-- To do --
Only the lines from the line containing "What data populates" through the final line of the entries should be printed, exactly as given, with the pictures left out.
• • • •
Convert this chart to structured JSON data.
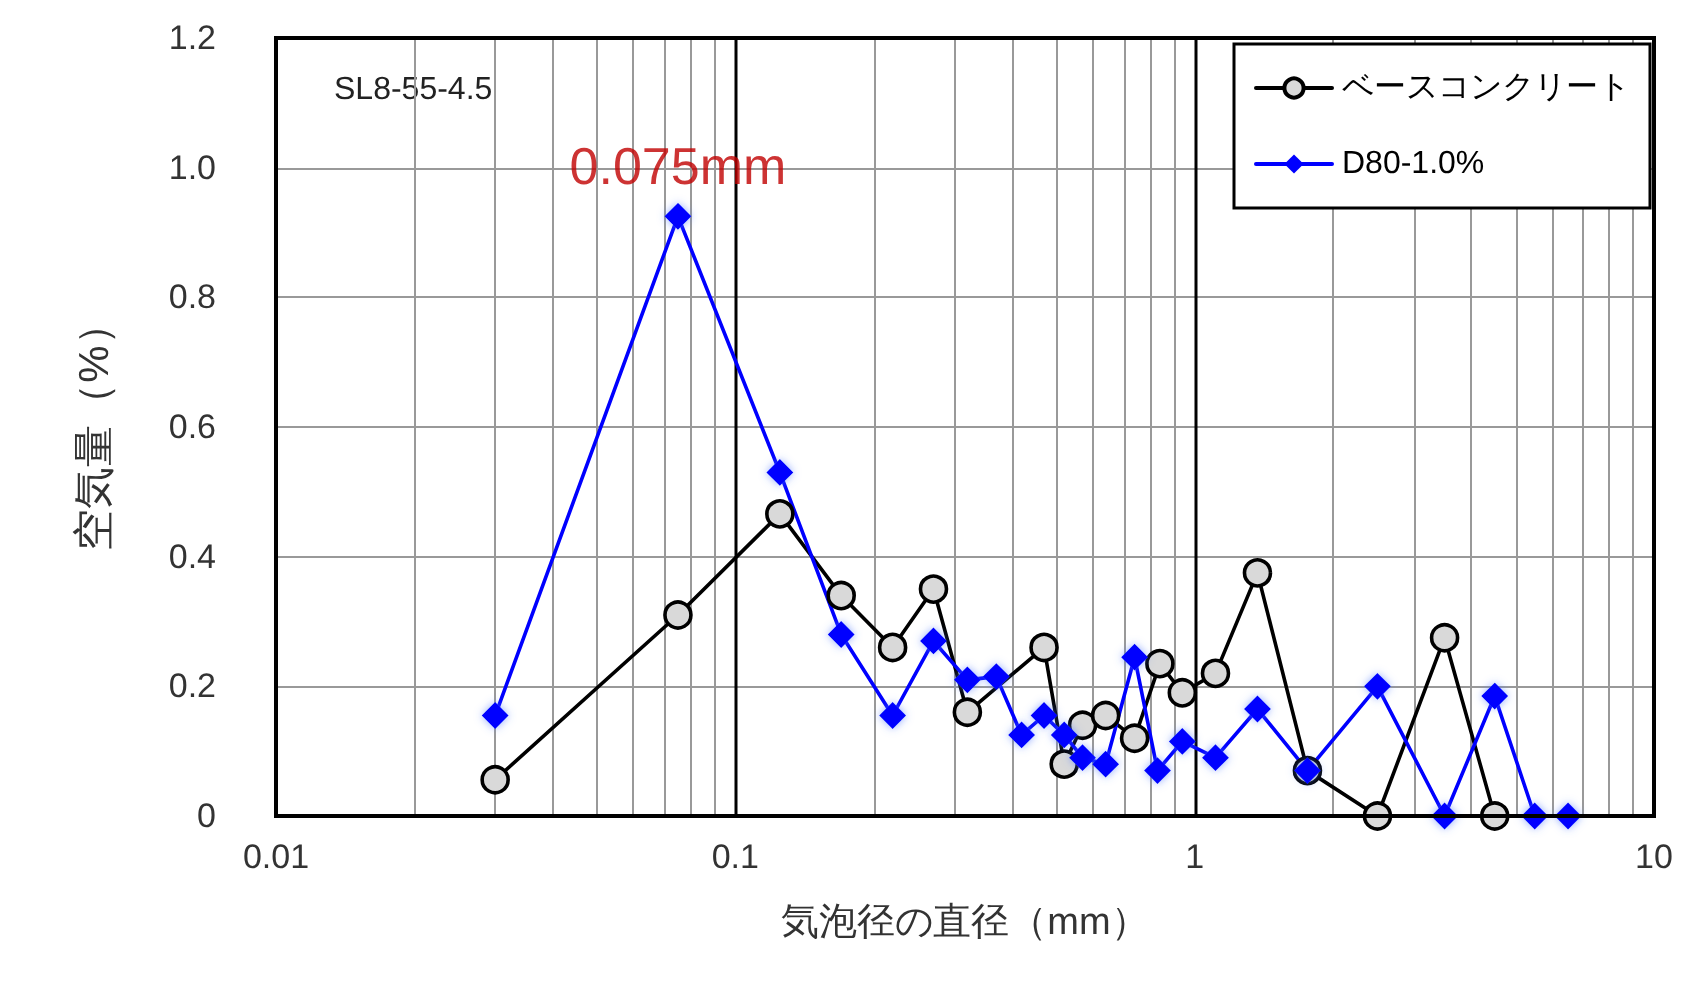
{
  "chart_data": {
    "type": "line",
    "xlabel": "気泡径の直径（mm）",
    "ylabel": "空気量（%）",
    "log": "x",
    "xlim": [
      0.01,
      10
    ],
    "xticks": [
      0.01,
      0.1,
      1,
      10
    ],
    "ylim": [
      0,
      1.2
    ],
    "yticks": [
      0,
      0.2,
      0.4,
      0.6,
      0.8,
      {
        "value": 1,
        "label": "1.0"
      },
      1.2
    ],
    "grid": true,
    "legend": "top right",
    "line_style": "solid",
    "annotations": [
      "SL8-55-4.5",
      {
        "text": "0.075mm",
        "x": 0.075,
        "y": 0.925
      }
    ],
    "series": [
      {
        "name": "ベースコンクリート",
        "color": "#000000",
        "marker": "circle",
        "x": [
          0.03,
          0.075,
          0.125,
          0.17,
          0.22,
          0.27,
          0.32,
          0.47,
          0.52,
          0.57,
          0.64,
          0.74,
          0.84,
          0.94,
          1.11,
          1.37,
          1.76,
          2.5,
          3.5,
          4.5
        ],
        "values": [
          0.056,
          0.31,
          0.466,
          0.34,
          0.26,
          0.35,
          0.16,
          0.26,
          0.08,
          0.14,
          0.155,
          0.12,
          0.235,
          0.19,
          0.22,
          0.375,
          0.07,
          0,
          0.275,
          0
        ]
      },
      {
        "name": "D80-1.0%",
        "color": "#0000ff",
        "marker": "diamond",
        "x": [
          0.03,
          0.075,
          0.125,
          0.17,
          0.22,
          0.27,
          0.32,
          0.37,
          0.42,
          0.47,
          0.52,
          0.57,
          0.64,
          0.74,
          0.83,
          0.94,
          1.11,
          1.37,
          1.76,
          2.5,
          3.5,
          4.5,
          5.5,
          6.5
        ],
        "values": [
          0.155,
          0.925,
          0.53,
          0.28,
          0.155,
          0.27,
          0.21,
          0.215,
          0.125,
          0.155,
          0.125,
          0.09,
          0.08,
          0.245,
          0.07,
          0.115,
          0.09,
          0.165,
          0.07,
          0.2,
          0,
          0.185,
          0,
          0
        ]
      }
    ]
  }
}
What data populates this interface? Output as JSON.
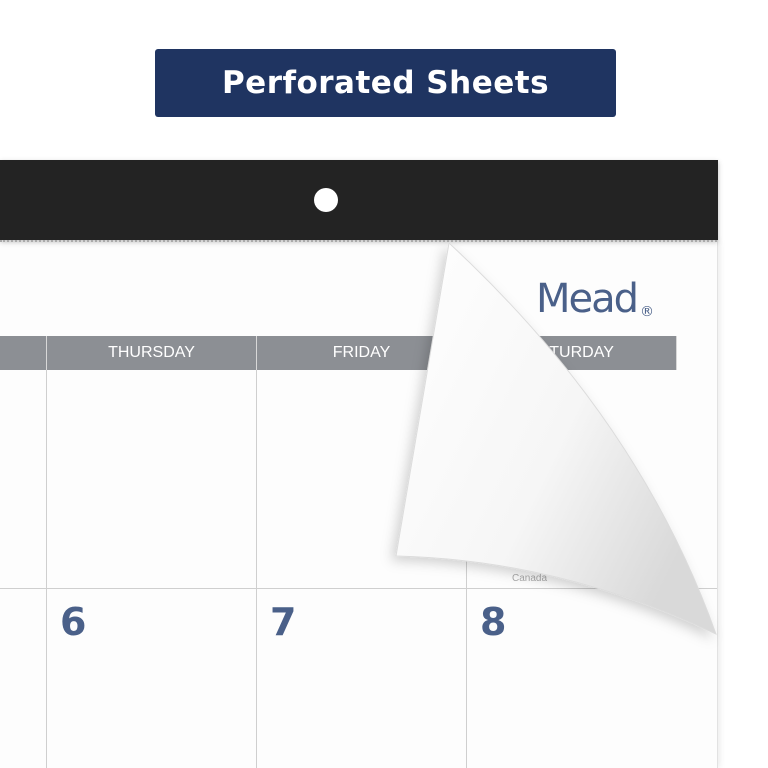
{
  "banner": {
    "title": "Perforated Sheets"
  },
  "brand": {
    "logo": "Mead",
    "registered": "®"
  },
  "calendar": {
    "day_headers": [
      "THURSDAY",
      "FRIDAY",
      "SATURDAY"
    ],
    "dates": [
      "6",
      "7",
      "8"
    ],
    "fine_print": "Canada"
  },
  "colors": {
    "banner": "#1f3461",
    "header_bar": "#232323",
    "day_header": "#8c8f94",
    "date_number": "#4a6089"
  }
}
• • • •
-- Output for this task --
What data populates this interface? Output as JSON.
{
  "banner": {
    "title": "Perforated Sheets"
  },
  "brand": {
    "logo": "Mead",
    "registered": "®"
  },
  "calendar": {
    "day_headers": [
      "THURSDAY",
      "FRIDAY",
      "SATURDAY"
    ],
    "dates": [
      "6",
      "7",
      "8"
    ],
    "fine_print": "Canada"
  },
  "colors": {
    "banner": "#1f3461",
    "header_bar": "#232323",
    "day_header": "#8c8f94",
    "date_number": "#4a6089"
  }
}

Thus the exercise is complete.